RECORDS SHOWN:
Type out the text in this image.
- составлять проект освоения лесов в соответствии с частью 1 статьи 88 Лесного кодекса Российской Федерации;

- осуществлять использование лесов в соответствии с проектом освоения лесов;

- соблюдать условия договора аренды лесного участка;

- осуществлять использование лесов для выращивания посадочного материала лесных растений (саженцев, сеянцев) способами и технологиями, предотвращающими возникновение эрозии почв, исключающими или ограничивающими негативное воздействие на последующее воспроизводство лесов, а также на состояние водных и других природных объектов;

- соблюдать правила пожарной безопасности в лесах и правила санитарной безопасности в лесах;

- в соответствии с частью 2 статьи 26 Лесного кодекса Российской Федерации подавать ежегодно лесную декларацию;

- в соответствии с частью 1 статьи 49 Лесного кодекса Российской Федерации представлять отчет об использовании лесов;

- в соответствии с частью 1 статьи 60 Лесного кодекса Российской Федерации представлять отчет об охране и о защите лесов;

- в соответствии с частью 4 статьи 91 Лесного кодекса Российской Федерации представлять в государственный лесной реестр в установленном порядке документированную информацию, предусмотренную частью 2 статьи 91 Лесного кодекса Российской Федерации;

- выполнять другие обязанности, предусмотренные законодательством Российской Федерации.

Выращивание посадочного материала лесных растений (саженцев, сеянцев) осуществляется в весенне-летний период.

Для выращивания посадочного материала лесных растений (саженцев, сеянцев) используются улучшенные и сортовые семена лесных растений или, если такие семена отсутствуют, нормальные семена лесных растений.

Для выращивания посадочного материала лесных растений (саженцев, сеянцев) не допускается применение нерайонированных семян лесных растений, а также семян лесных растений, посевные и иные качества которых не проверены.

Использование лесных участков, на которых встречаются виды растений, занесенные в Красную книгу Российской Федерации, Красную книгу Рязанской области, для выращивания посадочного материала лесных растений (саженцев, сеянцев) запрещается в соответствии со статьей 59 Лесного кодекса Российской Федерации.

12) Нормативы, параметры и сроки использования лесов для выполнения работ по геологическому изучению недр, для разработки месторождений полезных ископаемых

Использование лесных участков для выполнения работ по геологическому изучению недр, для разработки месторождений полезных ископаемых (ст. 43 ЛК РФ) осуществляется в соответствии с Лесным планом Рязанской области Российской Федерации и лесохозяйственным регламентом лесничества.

TASK INSTRUCTIONS: Please set down each line of the records exactly as given.

ANSWER FOR THE TASK:
Type out the text in this image.
- составлять проект освоения лесов в соответствии с частью 1 статьи 88 Лесного кодекса Российской Федерации;

- осуществлять использование лесов в соответствии с проектом освоения лесов;

- соблюдать условия договора аренды лесного участка;

- осуществлять использование лесов для выращивания посадочного материала лесных растений (саженцев, сеянцев) способами и технологиями, предотвращающими возникновение эрозии почв, исключающими или ограничивающими негативное воздействие на последующее воспроизводство лесов, а также на состояние водных и других природных объектов;

- соблюдать правила пожарной безопасности в лесах и правила санитарной безопасности в лесах;

- в соответствии с частью 2 статьи 26 Лесного кодекса Российской Федерации подавать ежегодно лесную декларацию;

- в соответствии с частью 1 статьи 49 Лесного кодекса Российской Федерации представлять отчет об использовании лесов;

- в соответствии с частью 1 статьи 60 Лесного кодекса Российской Федерации представлять отчет об охране и о защите лесов;

- в соответствии с частью 4 статьи 91 Лесного кодекса Российской Федерации представлять в государственный лесной реестр в установленном порядке документированную информацию, предусмотренную частью 2 статьи 91 Лесного кодекса Российской Федерации;

- выполнять другие обязанности, предусмотренные законодательством Российской Федерации.

Выращивание посадочного материала лесных растений (саженцев, сеянцев) осуществляется в весенне-летний период.

Для выращивания посадочного материала лесных растений (саженцев, сеянцев) используются улучшенные и сортовые семена лесных растений или, если такие семена отсутствуют, нормальные семена лесных растений.

Для выращивания посадочного материала лесных растений (саженцев, сеянцев) не допускается применение нерайонированных семян лесных растений, а также семян лесных растений, посевные и иные качества которых не проверены.

Использование лесных участков, на которых встречаются виды растений, занесенные в Красную книгу Российской Федерации, Красную книгу Рязанской области, для выращивания посадочного материала лесных растений (саженцев, сеянцев) запрещается в соответствии со статьей 59 Лесного кодекса Российской Федерации.

12) Нормативы, параметры и сроки использования лесов для выполнения работ по геологическому изучению недр, для разработки месторождений полезных ископаемых

Использование лесных участков для выполнения работ по геологическому изучению недр, для разработки месторождений полезных ископаемых (ст. 43 ЛК РФ) осуществляется в соответствии с Лесным планом Рязанской области Российской Федерации и лесохозяйственным регламентом лесничества.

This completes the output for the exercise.